## PROBLEM TO SOLVE
In the records below, pick out all lines containing the word "的取值范围是".
--------------------------------------------------
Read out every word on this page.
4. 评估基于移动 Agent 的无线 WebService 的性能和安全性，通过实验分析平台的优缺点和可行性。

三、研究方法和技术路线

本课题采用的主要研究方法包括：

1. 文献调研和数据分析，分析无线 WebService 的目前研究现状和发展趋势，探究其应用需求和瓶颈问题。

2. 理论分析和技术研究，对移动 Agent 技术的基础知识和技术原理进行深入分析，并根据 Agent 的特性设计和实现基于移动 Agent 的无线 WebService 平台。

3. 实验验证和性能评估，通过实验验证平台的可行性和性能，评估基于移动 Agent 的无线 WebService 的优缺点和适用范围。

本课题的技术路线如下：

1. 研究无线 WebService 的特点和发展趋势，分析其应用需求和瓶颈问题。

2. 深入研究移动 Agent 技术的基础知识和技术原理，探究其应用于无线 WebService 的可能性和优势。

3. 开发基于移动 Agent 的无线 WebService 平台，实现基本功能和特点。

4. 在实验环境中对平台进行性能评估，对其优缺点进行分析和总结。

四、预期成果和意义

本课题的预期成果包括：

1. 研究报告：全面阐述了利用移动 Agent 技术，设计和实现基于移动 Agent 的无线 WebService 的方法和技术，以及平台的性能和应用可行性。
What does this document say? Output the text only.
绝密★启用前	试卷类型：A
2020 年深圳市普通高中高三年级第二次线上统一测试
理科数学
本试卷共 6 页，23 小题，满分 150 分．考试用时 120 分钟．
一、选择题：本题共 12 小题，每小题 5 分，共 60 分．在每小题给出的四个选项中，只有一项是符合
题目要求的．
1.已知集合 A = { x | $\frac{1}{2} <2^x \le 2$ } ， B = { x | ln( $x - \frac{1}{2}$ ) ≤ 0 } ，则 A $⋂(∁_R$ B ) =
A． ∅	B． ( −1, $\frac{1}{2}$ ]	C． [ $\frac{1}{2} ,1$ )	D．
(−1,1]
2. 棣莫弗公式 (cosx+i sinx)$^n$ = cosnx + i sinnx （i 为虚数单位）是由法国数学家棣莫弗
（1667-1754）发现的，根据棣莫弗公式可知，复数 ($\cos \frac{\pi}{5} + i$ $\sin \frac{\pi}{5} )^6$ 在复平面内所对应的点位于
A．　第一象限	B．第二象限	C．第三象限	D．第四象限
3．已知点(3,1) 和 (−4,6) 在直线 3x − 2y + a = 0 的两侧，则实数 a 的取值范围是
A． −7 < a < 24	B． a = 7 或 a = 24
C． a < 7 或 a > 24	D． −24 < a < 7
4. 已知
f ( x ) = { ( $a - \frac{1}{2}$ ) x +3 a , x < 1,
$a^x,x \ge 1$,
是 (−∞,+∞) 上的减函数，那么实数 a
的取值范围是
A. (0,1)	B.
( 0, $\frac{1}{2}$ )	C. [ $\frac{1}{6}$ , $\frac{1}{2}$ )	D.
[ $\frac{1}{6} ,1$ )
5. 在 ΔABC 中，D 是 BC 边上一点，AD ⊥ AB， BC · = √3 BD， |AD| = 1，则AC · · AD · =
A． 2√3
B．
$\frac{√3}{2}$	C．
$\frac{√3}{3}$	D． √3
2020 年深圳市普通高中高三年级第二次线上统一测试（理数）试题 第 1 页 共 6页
--------------------------------------------------
## WRITTEN RESPONSE
3．已知点(3,1) 和 (−4,6) 在直线 3x − 2y + a = 0 的两侧，则实数 a 的取值范围是
的取值范围是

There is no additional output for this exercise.